(Data entries)
┏━━

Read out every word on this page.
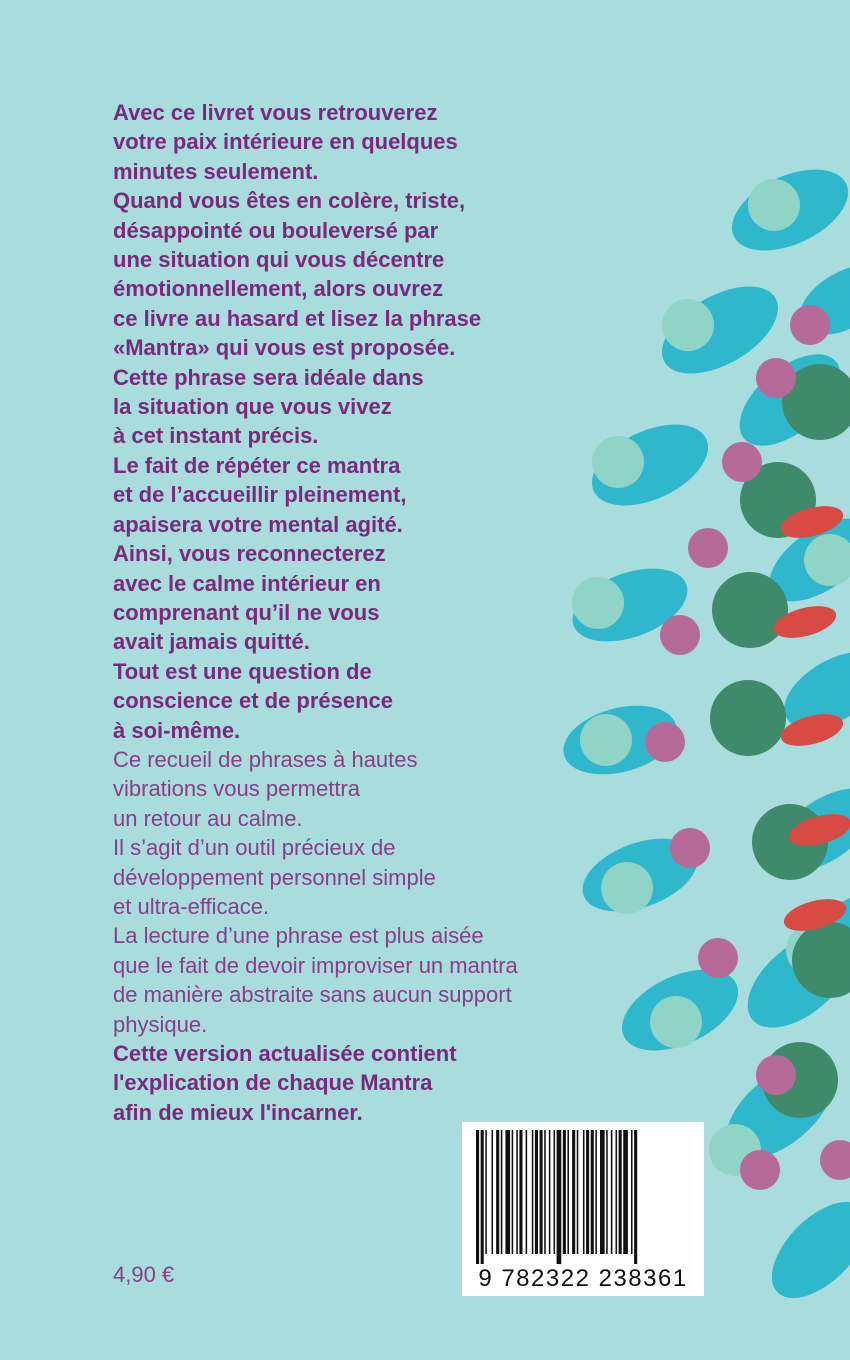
Avec ce livret vous retrouverez
votre paix intérieure en quelques
minutes seulement.

Quand vous êtes en colère, triste,
désappointé ou bouleversé par
une situation qui vous décentre
émotionnellement, alors ouvrez
ce livre au hasard et lisez la phrase
«Mantra» qui vous est proposée.

Cette phrase sera idéale dans
la situation que vous vivez
à cet instant précis.

Le fait de répéter ce mantra
et de l’accueillir pleinement,
apaisera votre mental agité.

Ainsi, vous reconnecterez
avec le calme intérieur en
comprenant qu’il ne vous
avait jamais quitté.

Tout est une question de
conscience et de présence
à soi-même.

Ce recueil de phrases à hautes
vibrations vous permettra
un retour au calme.

Il s’agit d’un outil précieux de
développement personnel simple
et ultra-efficace.

La lecture d’une phrase est plus aisée
que le fait de devoir improviser un mantra
de manière abstraite sans aucun support
physique.

Cette version actualisée contient
l'explication de chaque Mantra
afin de mieux l'incarner.

4,90 €	9 782322 238361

┗━━

YOUR OBJECTIVE: Your answer should be one number: how many lines in the material above contain the string "vous".

THE SOLUTION: 8